THE REQUEST -
Of all the lines in the material below, how many include the string "JSON"? Give the number only.

DATA SUPPLIED -
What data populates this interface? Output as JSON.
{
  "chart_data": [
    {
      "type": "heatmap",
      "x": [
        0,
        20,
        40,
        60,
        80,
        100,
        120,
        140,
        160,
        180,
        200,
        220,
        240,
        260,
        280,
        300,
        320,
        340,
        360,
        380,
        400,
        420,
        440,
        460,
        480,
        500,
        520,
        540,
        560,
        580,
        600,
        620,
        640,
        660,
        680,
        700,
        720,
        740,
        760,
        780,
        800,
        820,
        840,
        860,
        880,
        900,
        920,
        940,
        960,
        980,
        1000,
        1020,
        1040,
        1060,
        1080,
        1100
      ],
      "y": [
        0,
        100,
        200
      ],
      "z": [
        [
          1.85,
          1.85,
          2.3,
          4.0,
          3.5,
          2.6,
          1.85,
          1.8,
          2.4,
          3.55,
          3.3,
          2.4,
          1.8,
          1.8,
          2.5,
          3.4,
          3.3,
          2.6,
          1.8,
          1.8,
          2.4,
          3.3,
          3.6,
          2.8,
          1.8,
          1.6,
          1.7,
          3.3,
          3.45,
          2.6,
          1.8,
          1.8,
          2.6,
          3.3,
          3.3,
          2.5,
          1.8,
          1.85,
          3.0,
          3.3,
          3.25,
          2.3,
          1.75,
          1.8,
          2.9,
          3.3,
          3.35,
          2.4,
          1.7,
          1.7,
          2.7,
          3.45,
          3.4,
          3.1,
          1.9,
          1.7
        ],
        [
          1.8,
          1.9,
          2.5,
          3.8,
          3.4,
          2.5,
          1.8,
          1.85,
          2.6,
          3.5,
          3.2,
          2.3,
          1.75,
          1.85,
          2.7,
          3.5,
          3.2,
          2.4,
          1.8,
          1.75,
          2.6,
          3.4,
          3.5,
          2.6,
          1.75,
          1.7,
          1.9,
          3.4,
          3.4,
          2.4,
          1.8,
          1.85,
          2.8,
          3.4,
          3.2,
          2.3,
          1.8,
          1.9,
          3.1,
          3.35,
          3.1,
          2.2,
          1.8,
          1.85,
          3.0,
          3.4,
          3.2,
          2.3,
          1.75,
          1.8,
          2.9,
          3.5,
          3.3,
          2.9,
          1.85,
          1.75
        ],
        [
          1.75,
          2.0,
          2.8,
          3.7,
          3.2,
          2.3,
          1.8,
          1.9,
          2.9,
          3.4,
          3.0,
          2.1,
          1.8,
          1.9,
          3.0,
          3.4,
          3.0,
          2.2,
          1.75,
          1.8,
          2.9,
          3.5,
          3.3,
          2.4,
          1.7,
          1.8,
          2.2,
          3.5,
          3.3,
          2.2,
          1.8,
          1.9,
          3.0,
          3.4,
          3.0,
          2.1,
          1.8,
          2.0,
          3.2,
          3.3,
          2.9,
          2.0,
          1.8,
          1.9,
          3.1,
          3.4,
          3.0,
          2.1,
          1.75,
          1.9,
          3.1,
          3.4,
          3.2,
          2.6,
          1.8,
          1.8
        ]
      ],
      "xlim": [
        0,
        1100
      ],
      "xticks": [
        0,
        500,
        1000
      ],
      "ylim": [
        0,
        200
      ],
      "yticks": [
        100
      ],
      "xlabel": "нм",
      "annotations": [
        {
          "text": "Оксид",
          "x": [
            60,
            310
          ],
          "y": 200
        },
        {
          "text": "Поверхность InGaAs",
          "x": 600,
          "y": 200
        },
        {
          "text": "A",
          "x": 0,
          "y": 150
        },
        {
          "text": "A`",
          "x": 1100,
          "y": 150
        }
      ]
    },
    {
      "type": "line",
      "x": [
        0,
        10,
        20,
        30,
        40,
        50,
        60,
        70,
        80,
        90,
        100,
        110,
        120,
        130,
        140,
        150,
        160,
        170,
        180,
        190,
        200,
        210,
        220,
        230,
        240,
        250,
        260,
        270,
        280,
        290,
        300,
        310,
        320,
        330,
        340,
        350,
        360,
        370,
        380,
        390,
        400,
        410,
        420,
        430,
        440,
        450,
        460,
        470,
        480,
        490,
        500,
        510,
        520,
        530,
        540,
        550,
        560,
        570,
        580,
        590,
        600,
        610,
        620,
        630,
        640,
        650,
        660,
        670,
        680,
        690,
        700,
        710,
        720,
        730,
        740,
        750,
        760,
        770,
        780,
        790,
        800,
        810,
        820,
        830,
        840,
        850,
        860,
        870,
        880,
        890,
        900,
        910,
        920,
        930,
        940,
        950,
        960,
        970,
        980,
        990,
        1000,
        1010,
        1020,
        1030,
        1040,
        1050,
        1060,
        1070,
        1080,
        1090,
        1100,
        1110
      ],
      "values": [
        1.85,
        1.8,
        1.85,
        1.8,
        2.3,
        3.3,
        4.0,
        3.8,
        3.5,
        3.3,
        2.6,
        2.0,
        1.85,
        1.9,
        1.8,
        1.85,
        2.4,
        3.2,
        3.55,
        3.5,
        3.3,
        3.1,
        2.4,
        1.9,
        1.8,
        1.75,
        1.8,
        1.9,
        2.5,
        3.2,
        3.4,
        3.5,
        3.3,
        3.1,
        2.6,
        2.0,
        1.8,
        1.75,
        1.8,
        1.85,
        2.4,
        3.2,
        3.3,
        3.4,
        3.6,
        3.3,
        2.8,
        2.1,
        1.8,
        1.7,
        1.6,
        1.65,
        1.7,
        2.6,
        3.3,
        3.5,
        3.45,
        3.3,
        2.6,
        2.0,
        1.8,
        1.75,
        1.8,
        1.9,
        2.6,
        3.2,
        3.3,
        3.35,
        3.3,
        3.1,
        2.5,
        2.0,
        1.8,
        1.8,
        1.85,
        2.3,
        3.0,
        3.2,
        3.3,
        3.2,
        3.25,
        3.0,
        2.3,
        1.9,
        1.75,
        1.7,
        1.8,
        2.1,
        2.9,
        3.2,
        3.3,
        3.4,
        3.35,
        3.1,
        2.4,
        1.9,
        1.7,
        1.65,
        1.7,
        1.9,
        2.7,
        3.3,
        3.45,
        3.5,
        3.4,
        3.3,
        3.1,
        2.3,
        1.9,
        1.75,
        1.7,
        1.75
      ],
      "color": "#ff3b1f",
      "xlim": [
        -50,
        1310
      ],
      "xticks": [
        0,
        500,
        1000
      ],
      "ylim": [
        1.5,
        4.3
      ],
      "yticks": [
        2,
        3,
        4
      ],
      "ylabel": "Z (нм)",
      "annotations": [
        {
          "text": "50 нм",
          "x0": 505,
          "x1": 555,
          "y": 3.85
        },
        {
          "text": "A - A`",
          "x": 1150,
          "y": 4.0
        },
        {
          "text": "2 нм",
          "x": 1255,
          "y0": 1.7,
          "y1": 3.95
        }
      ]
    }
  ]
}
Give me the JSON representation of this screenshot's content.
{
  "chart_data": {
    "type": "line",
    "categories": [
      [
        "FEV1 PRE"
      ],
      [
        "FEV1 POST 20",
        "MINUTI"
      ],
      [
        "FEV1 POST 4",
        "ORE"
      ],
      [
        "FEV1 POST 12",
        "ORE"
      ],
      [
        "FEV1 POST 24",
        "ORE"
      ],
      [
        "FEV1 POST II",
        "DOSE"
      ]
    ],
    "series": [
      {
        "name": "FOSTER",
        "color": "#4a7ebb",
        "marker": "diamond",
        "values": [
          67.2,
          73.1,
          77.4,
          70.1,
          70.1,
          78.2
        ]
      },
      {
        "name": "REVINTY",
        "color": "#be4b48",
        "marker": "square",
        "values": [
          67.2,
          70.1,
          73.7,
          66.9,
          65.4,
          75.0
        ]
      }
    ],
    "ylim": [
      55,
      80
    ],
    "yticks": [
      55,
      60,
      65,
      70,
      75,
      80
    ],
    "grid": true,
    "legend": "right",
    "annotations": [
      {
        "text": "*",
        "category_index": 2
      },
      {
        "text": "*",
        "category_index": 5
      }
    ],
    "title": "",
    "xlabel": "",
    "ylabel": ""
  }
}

...

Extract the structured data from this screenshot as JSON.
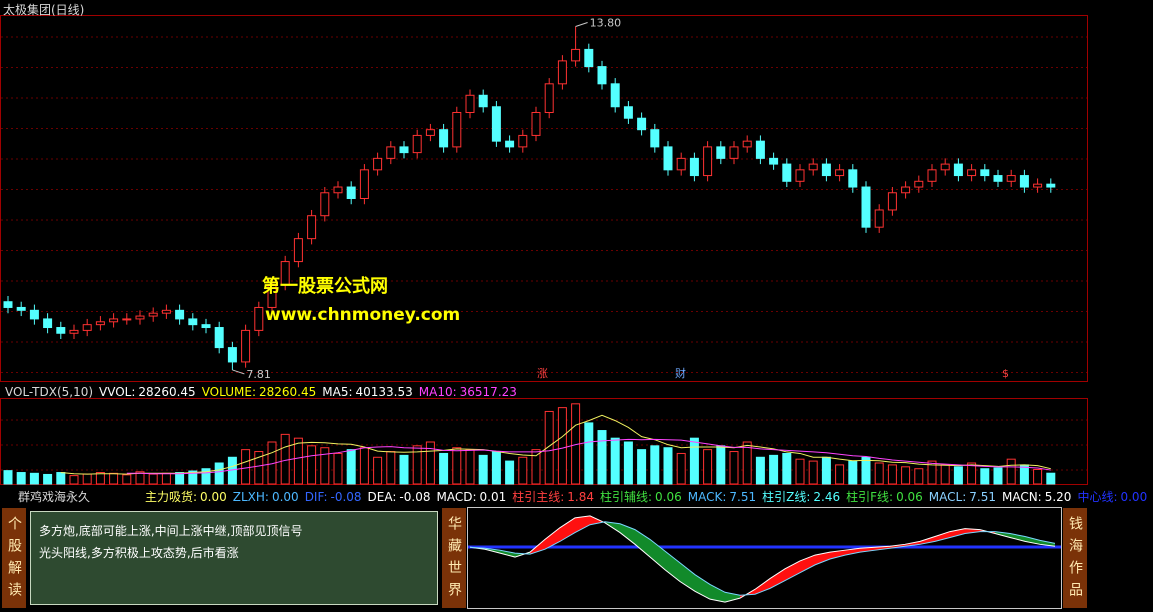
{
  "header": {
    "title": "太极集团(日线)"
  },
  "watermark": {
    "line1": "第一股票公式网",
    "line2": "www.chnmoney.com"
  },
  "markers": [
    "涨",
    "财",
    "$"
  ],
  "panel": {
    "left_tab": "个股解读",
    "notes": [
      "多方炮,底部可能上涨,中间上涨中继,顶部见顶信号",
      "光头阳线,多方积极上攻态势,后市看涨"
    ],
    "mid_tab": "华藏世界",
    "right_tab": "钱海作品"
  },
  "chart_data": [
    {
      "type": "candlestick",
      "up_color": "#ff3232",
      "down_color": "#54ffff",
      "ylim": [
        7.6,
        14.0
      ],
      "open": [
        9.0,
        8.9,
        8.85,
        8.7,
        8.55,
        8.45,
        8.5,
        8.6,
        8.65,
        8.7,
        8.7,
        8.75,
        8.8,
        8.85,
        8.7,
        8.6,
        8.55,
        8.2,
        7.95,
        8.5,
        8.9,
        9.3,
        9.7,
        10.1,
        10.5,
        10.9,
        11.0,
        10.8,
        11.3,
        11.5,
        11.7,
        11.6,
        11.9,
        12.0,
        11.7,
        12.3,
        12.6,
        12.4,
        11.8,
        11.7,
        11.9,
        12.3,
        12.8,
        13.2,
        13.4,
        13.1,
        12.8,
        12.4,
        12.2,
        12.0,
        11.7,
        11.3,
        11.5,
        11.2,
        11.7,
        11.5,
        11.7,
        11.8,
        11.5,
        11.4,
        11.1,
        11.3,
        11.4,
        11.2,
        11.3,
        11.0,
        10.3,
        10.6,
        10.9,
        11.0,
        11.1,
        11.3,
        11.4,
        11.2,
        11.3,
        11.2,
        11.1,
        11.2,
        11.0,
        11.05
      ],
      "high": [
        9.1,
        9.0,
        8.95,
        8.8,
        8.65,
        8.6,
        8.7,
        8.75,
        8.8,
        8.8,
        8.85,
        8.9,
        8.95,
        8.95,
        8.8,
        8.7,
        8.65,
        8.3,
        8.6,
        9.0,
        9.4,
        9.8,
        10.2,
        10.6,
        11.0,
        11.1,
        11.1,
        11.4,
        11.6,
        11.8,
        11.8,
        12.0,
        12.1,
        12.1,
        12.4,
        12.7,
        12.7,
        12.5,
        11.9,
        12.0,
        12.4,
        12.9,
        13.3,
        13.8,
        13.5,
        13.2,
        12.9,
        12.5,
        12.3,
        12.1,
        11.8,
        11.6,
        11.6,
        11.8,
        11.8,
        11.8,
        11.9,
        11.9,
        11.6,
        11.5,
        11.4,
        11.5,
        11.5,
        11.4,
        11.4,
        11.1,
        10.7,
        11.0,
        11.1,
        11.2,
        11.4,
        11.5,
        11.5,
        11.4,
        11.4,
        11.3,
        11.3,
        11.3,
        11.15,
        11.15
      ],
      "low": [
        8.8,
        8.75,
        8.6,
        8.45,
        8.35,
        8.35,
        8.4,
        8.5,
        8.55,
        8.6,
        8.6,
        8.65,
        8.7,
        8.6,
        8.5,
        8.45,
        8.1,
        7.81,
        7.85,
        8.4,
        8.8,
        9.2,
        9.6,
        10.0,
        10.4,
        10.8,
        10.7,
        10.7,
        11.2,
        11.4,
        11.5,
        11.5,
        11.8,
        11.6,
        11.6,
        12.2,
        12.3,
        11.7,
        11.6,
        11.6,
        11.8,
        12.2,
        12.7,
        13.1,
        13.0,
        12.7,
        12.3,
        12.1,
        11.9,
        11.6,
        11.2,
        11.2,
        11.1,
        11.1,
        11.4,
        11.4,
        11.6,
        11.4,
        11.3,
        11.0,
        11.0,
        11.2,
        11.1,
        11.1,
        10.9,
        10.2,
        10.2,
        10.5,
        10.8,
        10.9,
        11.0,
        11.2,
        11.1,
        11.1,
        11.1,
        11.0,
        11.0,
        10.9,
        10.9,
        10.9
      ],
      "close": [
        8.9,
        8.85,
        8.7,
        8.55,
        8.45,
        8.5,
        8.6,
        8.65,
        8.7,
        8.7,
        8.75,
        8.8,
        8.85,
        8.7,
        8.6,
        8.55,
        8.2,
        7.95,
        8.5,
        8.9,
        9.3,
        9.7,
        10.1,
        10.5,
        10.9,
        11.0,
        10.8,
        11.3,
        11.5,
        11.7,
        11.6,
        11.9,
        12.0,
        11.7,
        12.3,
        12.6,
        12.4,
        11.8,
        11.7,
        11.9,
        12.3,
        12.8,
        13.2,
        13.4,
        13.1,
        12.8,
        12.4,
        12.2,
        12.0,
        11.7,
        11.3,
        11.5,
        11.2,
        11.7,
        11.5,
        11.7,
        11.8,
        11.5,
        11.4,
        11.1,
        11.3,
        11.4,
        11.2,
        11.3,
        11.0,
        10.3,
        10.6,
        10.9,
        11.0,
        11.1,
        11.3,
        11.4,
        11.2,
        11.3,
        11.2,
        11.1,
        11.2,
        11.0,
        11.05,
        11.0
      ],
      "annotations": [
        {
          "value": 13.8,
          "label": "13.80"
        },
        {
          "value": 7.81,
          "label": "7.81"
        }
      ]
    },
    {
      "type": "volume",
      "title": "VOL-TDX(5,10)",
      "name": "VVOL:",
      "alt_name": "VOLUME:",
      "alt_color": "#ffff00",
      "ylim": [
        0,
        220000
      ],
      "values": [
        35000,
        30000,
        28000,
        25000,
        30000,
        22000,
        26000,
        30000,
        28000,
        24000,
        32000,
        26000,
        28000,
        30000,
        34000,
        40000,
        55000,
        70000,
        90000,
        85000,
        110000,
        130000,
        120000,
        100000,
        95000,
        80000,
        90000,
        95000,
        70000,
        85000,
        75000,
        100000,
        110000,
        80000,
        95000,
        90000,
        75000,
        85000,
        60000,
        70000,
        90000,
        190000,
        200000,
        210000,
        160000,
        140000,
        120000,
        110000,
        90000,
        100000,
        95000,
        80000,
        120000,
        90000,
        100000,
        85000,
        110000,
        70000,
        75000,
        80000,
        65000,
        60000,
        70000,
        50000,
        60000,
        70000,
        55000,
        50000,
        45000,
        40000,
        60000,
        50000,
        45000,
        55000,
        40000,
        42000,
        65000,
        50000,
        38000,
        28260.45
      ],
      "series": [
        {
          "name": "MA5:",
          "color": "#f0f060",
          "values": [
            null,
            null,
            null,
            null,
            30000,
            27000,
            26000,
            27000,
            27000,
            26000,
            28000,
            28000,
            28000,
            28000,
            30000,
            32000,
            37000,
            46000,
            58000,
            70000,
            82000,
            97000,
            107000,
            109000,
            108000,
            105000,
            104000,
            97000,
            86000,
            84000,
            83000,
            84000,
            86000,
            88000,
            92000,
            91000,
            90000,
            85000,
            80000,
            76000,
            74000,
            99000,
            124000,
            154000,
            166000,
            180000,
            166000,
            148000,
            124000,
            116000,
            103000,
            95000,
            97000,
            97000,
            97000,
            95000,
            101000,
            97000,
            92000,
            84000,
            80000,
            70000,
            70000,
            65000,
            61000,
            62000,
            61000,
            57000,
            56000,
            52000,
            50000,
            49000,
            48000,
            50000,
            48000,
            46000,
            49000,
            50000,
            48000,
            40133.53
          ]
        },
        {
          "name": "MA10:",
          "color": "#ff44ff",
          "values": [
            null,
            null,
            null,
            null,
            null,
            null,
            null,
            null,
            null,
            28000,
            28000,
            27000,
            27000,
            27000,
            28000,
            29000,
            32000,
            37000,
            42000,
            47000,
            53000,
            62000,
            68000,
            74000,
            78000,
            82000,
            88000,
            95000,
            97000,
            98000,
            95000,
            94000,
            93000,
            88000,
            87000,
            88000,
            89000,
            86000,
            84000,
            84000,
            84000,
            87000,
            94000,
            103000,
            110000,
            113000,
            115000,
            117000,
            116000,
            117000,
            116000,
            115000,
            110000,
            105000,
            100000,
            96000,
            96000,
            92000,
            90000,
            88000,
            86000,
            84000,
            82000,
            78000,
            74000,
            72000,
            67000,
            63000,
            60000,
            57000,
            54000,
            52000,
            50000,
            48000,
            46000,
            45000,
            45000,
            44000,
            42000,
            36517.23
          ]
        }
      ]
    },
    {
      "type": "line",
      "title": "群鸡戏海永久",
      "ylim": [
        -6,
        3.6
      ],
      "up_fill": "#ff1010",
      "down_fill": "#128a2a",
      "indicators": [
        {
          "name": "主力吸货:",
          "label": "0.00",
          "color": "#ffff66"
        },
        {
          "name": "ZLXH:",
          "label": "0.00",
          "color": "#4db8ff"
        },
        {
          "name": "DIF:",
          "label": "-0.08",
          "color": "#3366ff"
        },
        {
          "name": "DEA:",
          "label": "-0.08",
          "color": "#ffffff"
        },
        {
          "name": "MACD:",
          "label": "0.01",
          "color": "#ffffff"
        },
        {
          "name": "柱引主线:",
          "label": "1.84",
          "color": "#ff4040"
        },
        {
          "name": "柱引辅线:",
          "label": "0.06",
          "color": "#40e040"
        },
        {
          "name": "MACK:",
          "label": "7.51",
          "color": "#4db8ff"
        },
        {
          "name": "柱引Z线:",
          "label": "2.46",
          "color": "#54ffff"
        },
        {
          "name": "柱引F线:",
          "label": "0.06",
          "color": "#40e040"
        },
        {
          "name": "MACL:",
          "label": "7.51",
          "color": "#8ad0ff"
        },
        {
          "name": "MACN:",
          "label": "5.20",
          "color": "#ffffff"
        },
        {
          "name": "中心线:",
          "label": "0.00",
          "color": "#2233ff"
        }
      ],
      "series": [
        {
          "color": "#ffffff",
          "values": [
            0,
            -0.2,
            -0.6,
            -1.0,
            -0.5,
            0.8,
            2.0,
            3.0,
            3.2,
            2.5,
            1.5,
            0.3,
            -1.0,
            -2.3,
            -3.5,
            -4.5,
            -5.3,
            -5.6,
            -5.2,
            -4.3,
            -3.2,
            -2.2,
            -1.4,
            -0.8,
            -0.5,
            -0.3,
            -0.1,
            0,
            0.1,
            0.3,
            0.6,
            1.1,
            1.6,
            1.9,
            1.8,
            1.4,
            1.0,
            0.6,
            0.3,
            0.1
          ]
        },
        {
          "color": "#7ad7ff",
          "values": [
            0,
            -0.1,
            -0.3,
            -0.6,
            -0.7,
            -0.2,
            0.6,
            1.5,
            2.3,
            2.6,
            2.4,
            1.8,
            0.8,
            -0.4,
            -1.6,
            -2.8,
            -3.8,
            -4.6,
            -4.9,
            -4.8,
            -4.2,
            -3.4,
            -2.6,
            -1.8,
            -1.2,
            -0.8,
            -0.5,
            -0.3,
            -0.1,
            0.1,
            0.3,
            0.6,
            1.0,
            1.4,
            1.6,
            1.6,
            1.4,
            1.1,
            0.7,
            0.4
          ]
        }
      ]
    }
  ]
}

...

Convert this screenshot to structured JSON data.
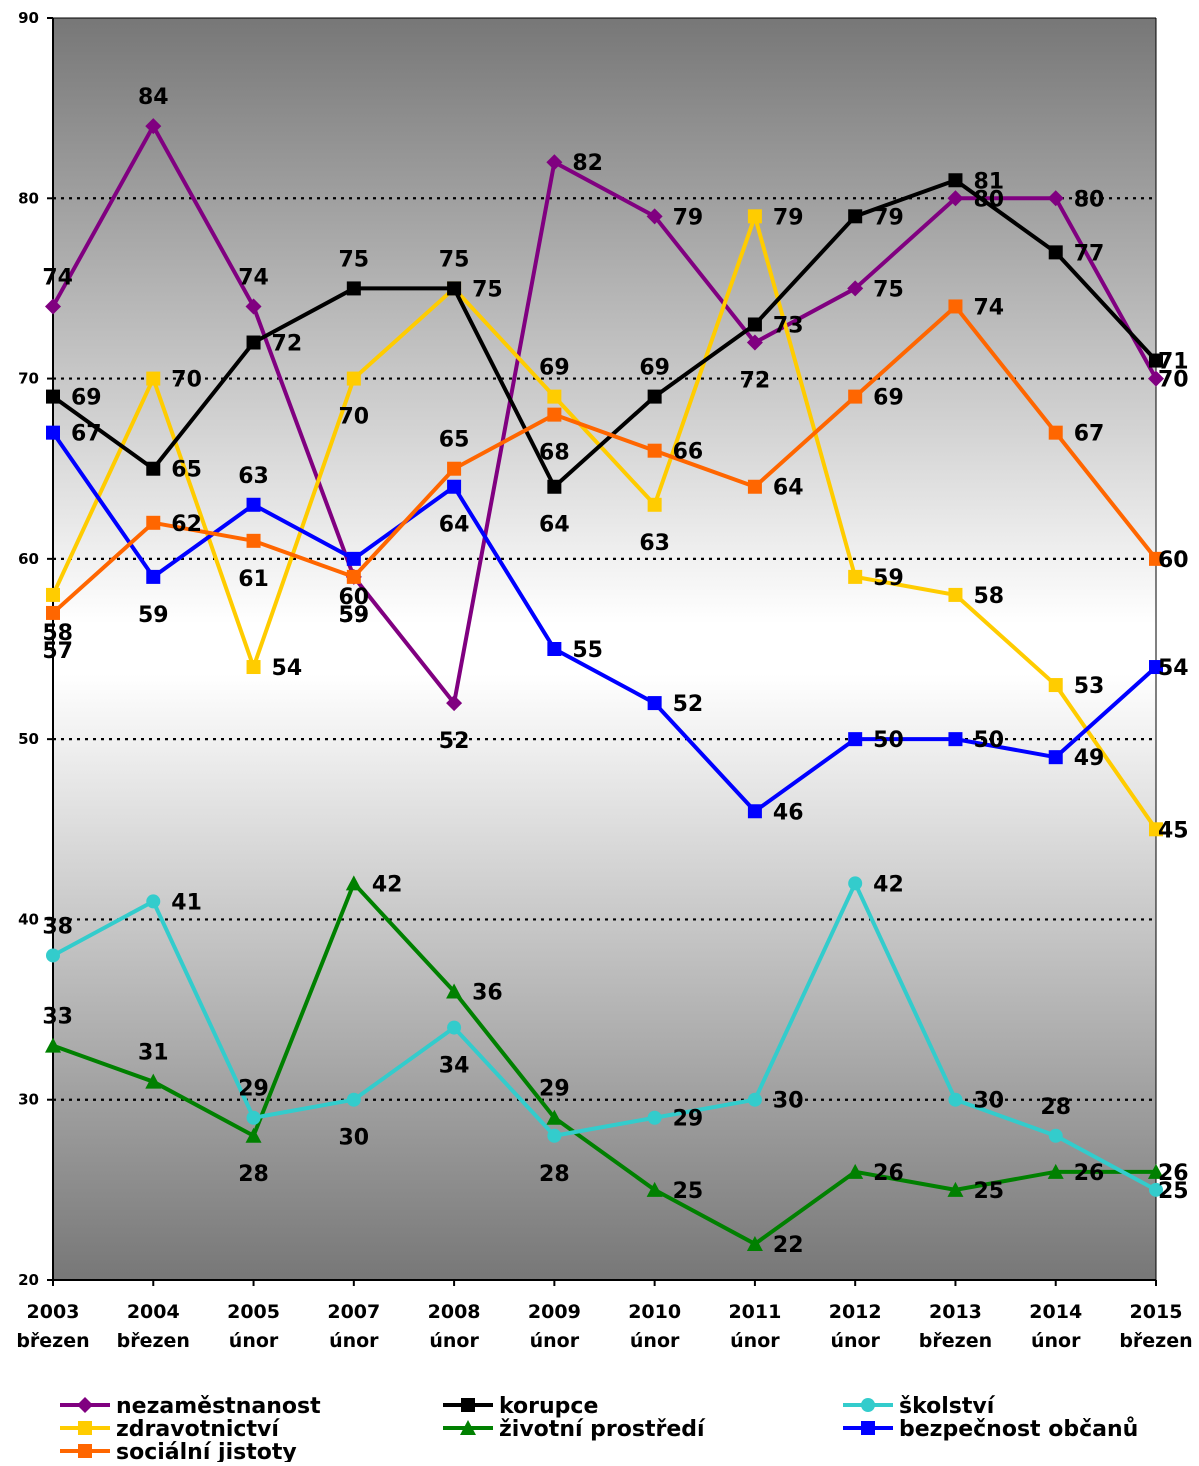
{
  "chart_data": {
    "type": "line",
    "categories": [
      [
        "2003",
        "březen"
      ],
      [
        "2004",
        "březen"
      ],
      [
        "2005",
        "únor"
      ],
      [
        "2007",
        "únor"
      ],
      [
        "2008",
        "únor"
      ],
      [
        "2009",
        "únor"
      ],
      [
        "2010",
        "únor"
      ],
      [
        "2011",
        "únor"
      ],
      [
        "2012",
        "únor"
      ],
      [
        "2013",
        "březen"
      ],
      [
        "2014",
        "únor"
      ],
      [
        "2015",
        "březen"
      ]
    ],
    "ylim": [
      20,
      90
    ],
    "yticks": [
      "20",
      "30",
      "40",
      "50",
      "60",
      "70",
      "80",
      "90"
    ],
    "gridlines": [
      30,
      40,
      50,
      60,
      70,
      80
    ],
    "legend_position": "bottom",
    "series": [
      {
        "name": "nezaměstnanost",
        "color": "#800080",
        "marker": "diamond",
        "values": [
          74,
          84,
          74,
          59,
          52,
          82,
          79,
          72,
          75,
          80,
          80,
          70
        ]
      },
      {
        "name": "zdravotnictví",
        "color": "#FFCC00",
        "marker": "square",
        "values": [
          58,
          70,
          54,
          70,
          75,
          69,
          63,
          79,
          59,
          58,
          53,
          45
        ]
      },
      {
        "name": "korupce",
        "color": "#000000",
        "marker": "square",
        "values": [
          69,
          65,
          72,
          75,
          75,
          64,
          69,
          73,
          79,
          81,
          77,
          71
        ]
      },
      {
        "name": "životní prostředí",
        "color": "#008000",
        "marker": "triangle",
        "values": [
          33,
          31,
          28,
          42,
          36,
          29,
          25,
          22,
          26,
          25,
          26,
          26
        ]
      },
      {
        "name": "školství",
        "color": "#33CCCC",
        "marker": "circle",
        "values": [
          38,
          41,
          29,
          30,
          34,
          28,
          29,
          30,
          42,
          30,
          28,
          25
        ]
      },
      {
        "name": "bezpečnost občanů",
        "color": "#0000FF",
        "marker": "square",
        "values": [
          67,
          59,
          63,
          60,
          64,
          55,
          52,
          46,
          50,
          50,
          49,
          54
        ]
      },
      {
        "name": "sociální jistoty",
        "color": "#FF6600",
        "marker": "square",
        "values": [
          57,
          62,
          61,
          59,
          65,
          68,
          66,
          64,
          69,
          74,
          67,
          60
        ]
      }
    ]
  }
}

SOLUTION -
4